PROBLEM TO WORK ON
Extract each line bearing the word "Lease".

-- start DATA FOR THIS TASK --

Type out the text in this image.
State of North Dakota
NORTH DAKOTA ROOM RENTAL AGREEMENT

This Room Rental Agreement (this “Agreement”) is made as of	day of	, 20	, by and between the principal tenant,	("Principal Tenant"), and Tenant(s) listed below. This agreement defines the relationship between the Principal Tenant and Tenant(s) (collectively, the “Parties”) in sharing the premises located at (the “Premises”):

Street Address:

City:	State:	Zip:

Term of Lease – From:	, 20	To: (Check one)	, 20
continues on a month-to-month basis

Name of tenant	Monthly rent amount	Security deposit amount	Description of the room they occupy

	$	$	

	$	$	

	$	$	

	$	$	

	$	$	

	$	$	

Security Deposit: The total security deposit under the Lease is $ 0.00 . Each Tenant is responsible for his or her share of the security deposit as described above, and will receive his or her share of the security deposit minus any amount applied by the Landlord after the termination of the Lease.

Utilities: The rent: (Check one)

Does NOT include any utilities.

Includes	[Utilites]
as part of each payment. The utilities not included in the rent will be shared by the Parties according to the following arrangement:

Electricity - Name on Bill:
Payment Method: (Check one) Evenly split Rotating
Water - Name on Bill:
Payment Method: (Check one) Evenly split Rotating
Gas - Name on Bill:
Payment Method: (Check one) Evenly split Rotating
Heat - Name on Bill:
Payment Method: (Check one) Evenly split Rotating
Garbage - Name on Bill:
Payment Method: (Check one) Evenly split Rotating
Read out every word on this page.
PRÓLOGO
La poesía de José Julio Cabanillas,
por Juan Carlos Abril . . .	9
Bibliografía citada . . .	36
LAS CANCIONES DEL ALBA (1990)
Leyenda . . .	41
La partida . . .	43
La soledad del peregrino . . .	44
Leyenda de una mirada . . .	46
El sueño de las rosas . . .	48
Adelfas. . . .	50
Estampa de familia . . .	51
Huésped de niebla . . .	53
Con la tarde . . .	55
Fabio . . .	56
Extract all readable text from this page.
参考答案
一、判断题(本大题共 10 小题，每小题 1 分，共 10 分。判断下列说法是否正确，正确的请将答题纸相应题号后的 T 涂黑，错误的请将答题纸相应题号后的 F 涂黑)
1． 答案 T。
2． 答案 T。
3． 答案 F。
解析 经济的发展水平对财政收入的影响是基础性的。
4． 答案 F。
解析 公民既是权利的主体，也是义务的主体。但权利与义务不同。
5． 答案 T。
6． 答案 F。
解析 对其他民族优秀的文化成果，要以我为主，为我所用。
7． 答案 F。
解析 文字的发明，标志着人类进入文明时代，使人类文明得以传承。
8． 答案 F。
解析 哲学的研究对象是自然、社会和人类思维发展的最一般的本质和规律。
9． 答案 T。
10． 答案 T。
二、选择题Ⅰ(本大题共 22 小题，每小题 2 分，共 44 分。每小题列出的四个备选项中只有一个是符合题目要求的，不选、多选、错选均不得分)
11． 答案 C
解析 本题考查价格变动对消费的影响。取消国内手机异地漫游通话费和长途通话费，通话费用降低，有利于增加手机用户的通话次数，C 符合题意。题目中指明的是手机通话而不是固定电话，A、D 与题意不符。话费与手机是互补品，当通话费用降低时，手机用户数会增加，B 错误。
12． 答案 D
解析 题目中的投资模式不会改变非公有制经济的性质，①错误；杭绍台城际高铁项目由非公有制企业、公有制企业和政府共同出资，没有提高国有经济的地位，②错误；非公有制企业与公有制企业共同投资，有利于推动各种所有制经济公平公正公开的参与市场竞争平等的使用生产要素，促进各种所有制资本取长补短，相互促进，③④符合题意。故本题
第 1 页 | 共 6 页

-- end DATA FOR THIS TASK --

TASK RESPONSE
Term of Lease – From:	, 20	To: (Check one)	, 20
Security Deposit: The total security deposit under the Lease is $ 0.00 . Each Tenant is responsible for his or her share of the security deposit as described above, and will receive his or her share of the security deposit minus any amount applied by the Landlord after the termination of the Lease.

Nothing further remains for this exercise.